======== Data listing ========

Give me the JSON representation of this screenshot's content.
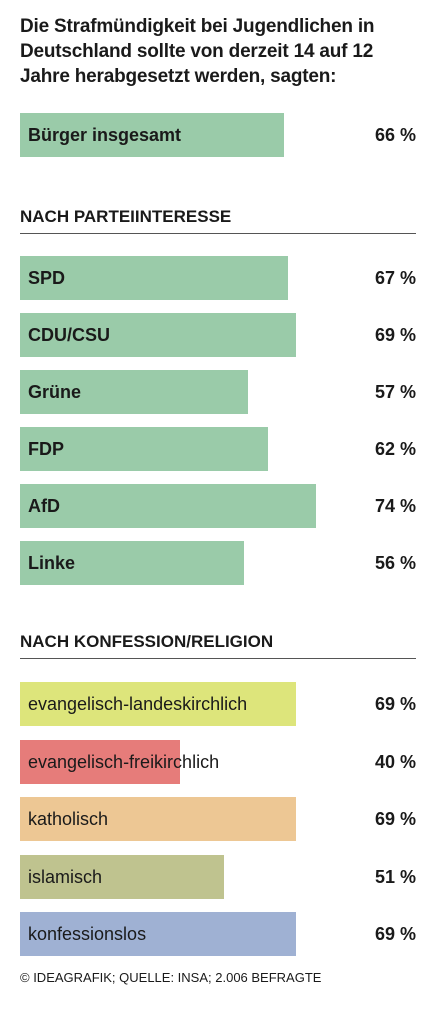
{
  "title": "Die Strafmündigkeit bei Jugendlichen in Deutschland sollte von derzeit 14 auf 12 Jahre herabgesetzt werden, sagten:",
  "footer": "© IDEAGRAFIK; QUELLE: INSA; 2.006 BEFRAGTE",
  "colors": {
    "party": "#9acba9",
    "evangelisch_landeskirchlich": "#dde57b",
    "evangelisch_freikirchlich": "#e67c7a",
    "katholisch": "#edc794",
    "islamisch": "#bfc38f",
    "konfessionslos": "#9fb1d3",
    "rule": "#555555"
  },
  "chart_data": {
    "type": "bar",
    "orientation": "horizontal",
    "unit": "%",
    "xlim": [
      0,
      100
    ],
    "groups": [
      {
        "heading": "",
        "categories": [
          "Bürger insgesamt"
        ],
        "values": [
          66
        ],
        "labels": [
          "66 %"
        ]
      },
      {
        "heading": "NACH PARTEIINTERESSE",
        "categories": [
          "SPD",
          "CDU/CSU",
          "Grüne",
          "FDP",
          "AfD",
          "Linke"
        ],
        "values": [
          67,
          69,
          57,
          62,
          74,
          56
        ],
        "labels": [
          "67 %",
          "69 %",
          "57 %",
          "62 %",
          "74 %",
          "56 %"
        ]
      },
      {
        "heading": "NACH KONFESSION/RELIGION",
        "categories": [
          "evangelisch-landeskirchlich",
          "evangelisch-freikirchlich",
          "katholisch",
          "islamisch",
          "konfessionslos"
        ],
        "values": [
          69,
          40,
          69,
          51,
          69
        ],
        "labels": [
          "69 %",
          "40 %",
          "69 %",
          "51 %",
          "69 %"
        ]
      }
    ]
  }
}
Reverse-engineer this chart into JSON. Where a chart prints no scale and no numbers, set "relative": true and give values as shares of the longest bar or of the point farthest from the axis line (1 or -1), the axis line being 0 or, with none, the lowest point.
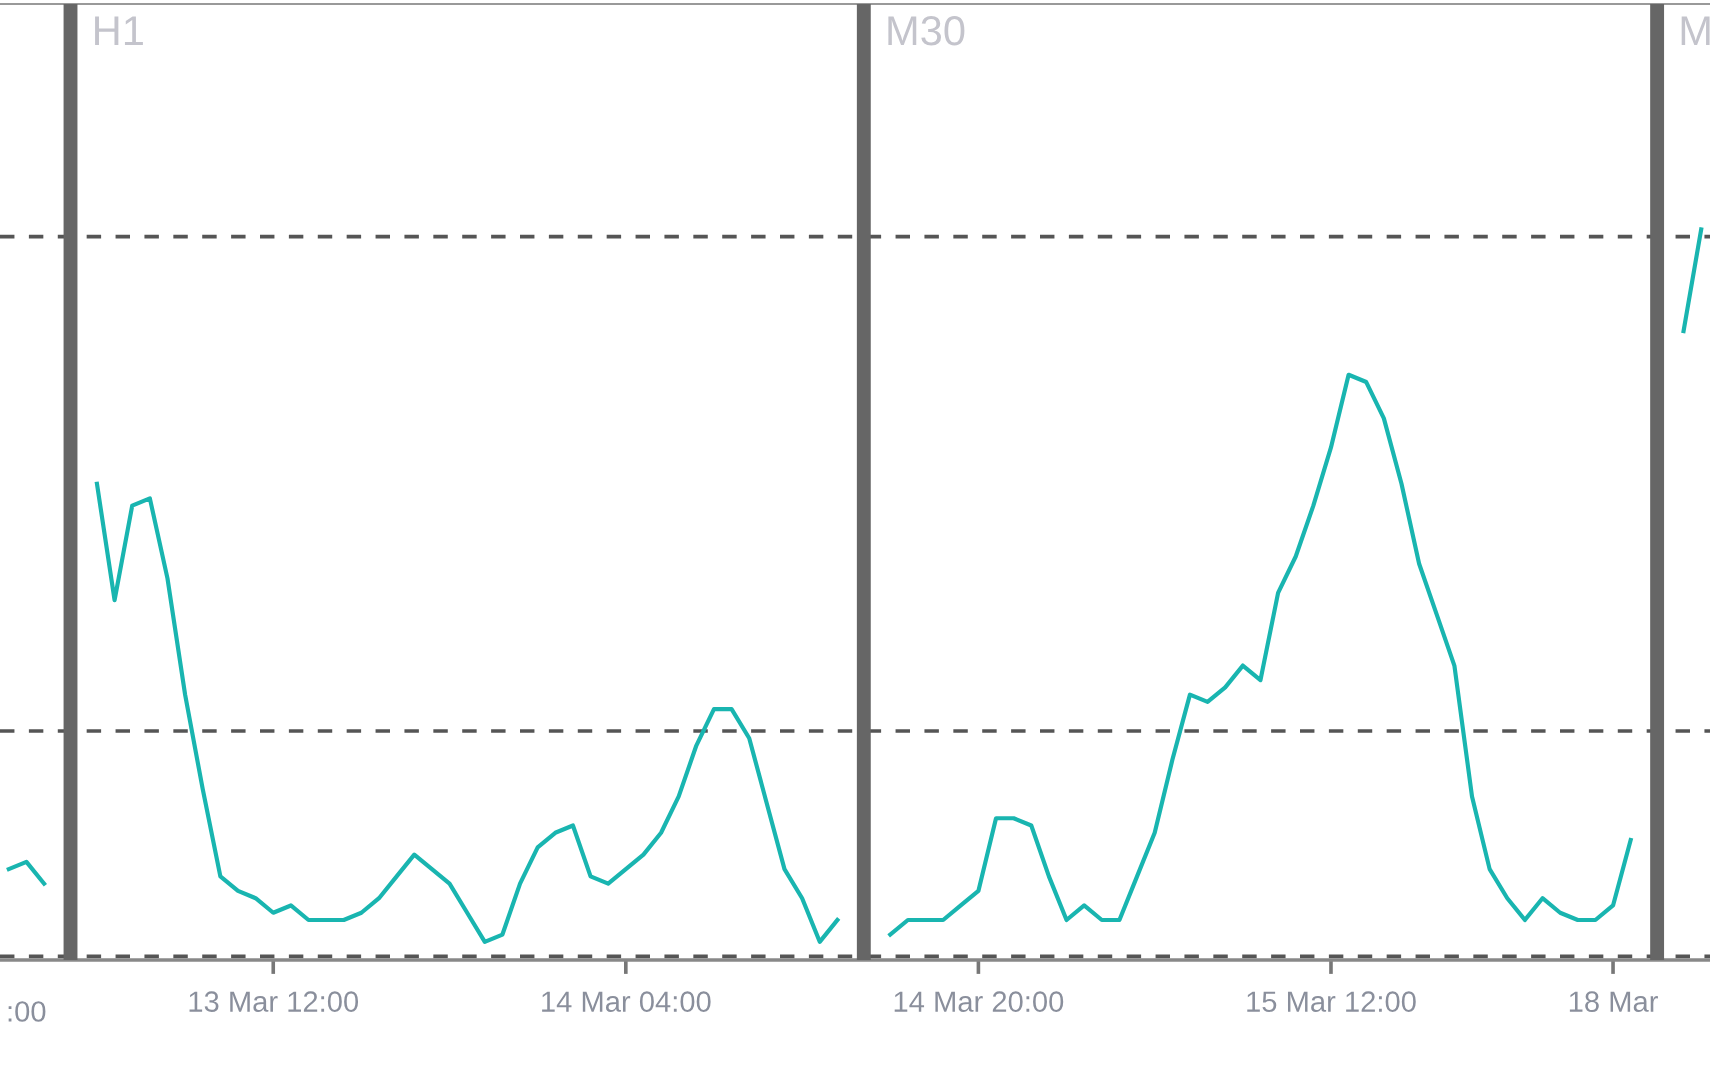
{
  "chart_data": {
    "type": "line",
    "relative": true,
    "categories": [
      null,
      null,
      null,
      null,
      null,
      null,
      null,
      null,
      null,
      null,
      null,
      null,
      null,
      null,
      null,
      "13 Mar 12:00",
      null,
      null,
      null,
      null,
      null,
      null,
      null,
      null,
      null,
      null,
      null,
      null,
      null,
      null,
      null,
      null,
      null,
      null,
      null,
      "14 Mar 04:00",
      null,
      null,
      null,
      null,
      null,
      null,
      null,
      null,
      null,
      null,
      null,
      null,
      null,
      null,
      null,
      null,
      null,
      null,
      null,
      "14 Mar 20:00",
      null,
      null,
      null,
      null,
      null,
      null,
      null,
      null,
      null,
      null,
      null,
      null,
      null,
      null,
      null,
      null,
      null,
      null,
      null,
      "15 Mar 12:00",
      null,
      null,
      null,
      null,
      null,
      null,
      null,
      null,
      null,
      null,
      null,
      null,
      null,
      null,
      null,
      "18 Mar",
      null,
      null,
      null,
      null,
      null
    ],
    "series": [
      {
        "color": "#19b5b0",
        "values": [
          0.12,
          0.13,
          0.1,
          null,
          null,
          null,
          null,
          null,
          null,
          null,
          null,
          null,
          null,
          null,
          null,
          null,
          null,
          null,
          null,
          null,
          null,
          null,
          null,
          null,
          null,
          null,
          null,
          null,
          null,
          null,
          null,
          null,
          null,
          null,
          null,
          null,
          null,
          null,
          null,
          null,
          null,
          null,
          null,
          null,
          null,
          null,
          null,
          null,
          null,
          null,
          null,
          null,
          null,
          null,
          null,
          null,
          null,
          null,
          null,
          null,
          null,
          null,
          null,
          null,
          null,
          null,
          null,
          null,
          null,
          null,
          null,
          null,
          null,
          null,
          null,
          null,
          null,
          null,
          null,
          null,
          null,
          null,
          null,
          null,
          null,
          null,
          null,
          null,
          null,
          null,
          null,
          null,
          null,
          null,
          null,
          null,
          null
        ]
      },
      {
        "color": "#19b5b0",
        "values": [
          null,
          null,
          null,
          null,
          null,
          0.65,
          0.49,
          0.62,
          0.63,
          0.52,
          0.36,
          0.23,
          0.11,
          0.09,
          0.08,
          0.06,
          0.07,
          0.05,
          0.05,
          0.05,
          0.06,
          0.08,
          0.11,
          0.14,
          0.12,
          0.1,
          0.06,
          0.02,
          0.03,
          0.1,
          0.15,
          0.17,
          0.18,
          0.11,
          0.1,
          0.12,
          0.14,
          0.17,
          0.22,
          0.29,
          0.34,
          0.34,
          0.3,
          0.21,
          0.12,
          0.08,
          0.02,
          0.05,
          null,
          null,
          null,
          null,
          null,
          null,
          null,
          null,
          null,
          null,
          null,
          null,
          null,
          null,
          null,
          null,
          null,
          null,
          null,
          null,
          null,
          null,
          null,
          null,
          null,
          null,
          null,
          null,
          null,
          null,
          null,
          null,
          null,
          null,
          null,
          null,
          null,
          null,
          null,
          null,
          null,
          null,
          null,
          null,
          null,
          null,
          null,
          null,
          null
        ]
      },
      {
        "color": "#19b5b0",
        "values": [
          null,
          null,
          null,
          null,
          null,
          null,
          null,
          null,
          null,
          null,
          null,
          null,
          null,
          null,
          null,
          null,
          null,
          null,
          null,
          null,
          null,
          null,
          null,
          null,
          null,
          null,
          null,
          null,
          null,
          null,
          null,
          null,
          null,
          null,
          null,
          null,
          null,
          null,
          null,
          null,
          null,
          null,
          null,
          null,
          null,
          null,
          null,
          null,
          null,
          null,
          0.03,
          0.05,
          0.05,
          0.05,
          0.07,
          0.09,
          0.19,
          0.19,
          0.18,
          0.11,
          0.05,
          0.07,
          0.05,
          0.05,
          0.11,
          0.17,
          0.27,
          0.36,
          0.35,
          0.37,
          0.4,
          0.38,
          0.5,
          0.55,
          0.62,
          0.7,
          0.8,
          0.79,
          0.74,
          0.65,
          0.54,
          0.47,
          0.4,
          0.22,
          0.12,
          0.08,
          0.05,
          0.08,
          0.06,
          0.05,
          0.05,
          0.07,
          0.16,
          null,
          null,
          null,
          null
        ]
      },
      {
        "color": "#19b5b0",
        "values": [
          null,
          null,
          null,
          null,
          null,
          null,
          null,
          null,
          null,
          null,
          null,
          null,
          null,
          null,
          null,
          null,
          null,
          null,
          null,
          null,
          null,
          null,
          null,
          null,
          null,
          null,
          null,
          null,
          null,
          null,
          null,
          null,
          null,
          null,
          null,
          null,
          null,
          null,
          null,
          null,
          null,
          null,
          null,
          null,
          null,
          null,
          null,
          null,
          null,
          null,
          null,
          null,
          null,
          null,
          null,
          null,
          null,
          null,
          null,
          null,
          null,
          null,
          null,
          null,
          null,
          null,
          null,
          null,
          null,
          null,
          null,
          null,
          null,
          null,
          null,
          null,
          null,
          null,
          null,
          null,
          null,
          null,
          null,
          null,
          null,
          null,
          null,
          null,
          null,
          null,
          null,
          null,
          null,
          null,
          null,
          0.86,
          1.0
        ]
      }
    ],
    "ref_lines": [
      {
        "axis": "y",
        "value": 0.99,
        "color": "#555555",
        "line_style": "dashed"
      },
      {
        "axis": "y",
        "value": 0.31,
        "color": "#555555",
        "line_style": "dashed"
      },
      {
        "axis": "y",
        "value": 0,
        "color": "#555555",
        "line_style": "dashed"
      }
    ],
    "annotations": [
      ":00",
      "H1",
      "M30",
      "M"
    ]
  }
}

========

Goal: Your copy should hold every record word for word and none of the pictures.

The response:
Give me the JSON representation of this screenshot's content.
{
  "title": "Die Strafmündigkeit bei Jugendlichen in Deutschland sollte von derzeit 14 auf 12 Jahre herabgesetzt werden, sagten:",
  "footer": "© IDEAGRAFIK; QUELLE: INSA; 2.006 BEFRAGTE",
  "colors": {
    "party": "#9acba9",
    "evangelisch_landeskirchlich": "#dde57b",
    "evangelisch_freikirchlich": "#e67c7a",
    "katholisch": "#edc794",
    "islamisch": "#bfc38f",
    "konfessionslos": "#9fb1d3",
    "rule": "#555555"
  },
  "chart_data": {
    "type": "bar",
    "orientation": "horizontal",
    "unit": "%",
    "xlim": [
      0,
      100
    ],
    "groups": [
      {
        "heading": "",
        "categories": [
          "Bürger insgesamt"
        ],
        "values": [
          66
        ],
        "labels": [
          "66 %"
        ]
      },
      {
        "heading": "NACH PARTEIINTERESSE",
        "categories": [
          "SPD",
          "CDU/CSU",
          "Grüne",
          "FDP",
          "AfD",
          "Linke"
        ],
        "values": [
          67,
          69,
          57,
          62,
          74,
          56
        ],
        "labels": [
          "67 %",
          "69 %",
          "57 %",
          "62 %",
          "74 %",
          "56 %"
        ]
      },
      {
        "heading": "NACH KONFESSION/RELIGION",
        "categories": [
          "evangelisch-landeskirchlich",
          "evangelisch-freikirchlich",
          "katholisch",
          "islamisch",
          "konfessionslos"
        ],
        "values": [
          69,
          40,
          69,
          51,
          69
        ],
        "labels": [
          "69 %",
          "40 %",
          "69 %",
          "51 %",
          "69 %"
        ]
      }
    ]
  }
}
Reverse-engineer this chart into JSON. Where a chart prints no scale and no numbers, set "relative": true and give values as shares of the longest bar or of the point farthest from the axis line (1 or -1), the axis line being 0 or, with none, the lowest point.
{
  "chart_data": {
    "type": "line",
    "relative": true,
    "categories": [
      null,
      null,
      null,
      null,
      null,
      null,
      null,
      null,
      null,
      null,
      null,
      null,
      null,
      null,
      null,
      "13 Mar 12:00",
      null,
      null,
      null,
      null,
      null,
      null,
      null,
      null,
      null,
      null,
      null,
      null,
      null,
      null,
      null,
      null,
      null,
      null,
      null,
      "14 Mar 04:00",
      null,
      null,
      null,
      null,
      null,
      null,
      null,
      null,
      null,
      null,
      null,
      null,
      null,
      null,
      null,
      null,
      null,
      null,
      null,
      "14 Mar 20:00",
      null,
      null,
      null,
      null,
      null,
      null,
      null,
      null,
      null,
      null,
      null,
      null,
      null,
      null,
      null,
      null,
      null,
      null,
      null,
      "15 Mar 12:00",
      null,
      null,
      null,
      null,
      null,
      null,
      null,
      null,
      null,
      null,
      null,
      null,
      null,
      null,
      null,
      "18 Mar",
      null,
      null,
      null,
      null,
      null
    ],
    "series": [
      {
        "color": "#19b5b0",
        "values": [
          0.12,
          0.13,
          0.1,
          null,
          null,
          null,
          null,
          null,
          null,
          null,
          null,
          null,
          null,
          null,
          null,
          null,
          null,
          null,
          null,
          null,
          null,
          null,
          null,
          null,
          null,
          null,
          null,
          null,
          null,
          null,
          null,
          null,
          null,
          null,
          null,
          null,
          null,
          null,
          null,
          null,
          null,
          null,
          null,
          null,
          null,
          null,
          null,
          null,
          null,
          null,
          null,
          null,
          null,
          null,
          null,
          null,
          null,
          null,
          null,
          null,
          null,
          null,
          null,
          null,
          null,
          null,
          null,
          null,
          null,
          null,
          null,
          null,
          null,
          null,
          null,
          null,
          null,
          null,
          null,
          null,
          null,
          null,
          null,
          null,
          null,
          null,
          null,
          null,
          null,
          null,
          null,
          null,
          null,
          null,
          null,
          null,
          null
        ]
      },
      {
        "color": "#19b5b0",
        "values": [
          null,
          null,
          null,
          null,
          null,
          0.65,
          0.49,
          0.62,
          0.63,
          0.52,
          0.36,
          0.23,
          0.11,
          0.09,
          0.08,
          0.06,
          0.07,
          0.05,
          0.05,
          0.05,
          0.06,
          0.08,
          0.11,
          0.14,
          0.12,
          0.1,
          0.06,
          0.02,
          0.03,
          0.1,
          0.15,
          0.17,
          0.18,
          0.11,
          0.1,
          0.12,
          0.14,
          0.17,
          0.22,
          0.29,
          0.34,
          0.34,
          0.3,
          0.21,
          0.12,
          0.08,
          0.02,
          0.05,
          null,
          null,
          null,
          null,
          null,
          null,
          null,
          null,
          null,
          null,
          null,
          null,
          null,
          null,
          null,
          null,
          null,
          null,
          null,
          null,
          null,
          null,
          null,
          null,
          null,
          null,
          null,
          null,
          null,
          null,
          null,
          null,
          null,
          null,
          null,
          null,
          null,
          null,
          null,
          null,
          null,
          null,
          null,
          null,
          null,
          null,
          null,
          null,
          null
        ]
      },
      {
        "color": "#19b5b0",
        "values": [
          null,
          null,
          null,
          null,
          null,
          null,
          null,
          null,
          null,
          null,
          null,
          null,
          null,
          null,
          null,
          null,
          null,
          null,
          null,
          null,
          null,
          null,
          null,
          null,
          null,
          null,
          null,
          null,
          null,
          null,
          null,
          null,
          null,
          null,
          null,
          null,
          null,
          null,
          null,
          null,
          null,
          null,
          null,
          null,
          null,
          null,
          null,
          null,
          null,
          null,
          0.03,
          0.05,
          0.05,
          0.05,
          0.07,
          0.09,
          0.19,
          0.19,
          0.18,
          0.11,
          0.05,
          0.07,
          0.05,
          0.05,
          0.11,
          0.17,
          0.27,
          0.36,
          0.35,
          0.37,
          0.4,
          0.38,
          0.5,
          0.55,
          0.62,
          0.7,
          0.8,
          0.79,
          0.74,
          0.65,
          0.54,
          0.47,
          0.4,
          0.22,
          0.12,
          0.08,
          0.05,
          0.08,
          0.06,
          0.05,
          0.05,
          0.07,
          0.16,
          null,
          null,
          null,
          null
        ]
      },
      {
        "color": "#19b5b0",
        "values": [
          null,
          null,
          null,
          null,
          null,
          null,
          null,
          null,
          null,
          null,
          null,
          null,
          null,
          null,
          null,
          null,
          null,
          null,
          null,
          null,
          null,
          null,
          null,
          null,
          null,
          null,
          null,
          null,
          null,
          null,
          null,
          null,
          null,
          null,
          null,
          null,
          null,
          null,
          null,
          null,
          null,
          null,
          null,
          null,
          null,
          null,
          null,
          null,
          null,
          null,
          null,
          null,
          null,
          null,
          null,
          null,
          null,
          null,
          null,
          null,
          null,
          null,
          null,
          null,
          null,
          null,
          null,
          null,
          null,
          null,
          null,
          null,
          null,
          null,
          null,
          null,
          null,
          null,
          null,
          null,
          null,
          null,
          null,
          null,
          null,
          null,
          null,
          null,
          null,
          null,
          null,
          null,
          null,
          null,
          null,
          0.86,
          1.0
        ]
      }
    ],
    "ref_lines": [
      {
        "axis": "y",
        "value": 0.99,
        "color": "#555555",
        "line_style": "dashed"
      },
      {
        "axis": "y",
        "value": 0.31,
        "color": "#555555",
        "line_style": "dashed"
      },
      {
        "axis": "y",
        "value": 0,
        "color": "#555555",
        "line_style": "dashed"
      }
    ],
    "annotations": [
      ":00",
      "H1",
      "M30",
      "M"
    ]
  }
}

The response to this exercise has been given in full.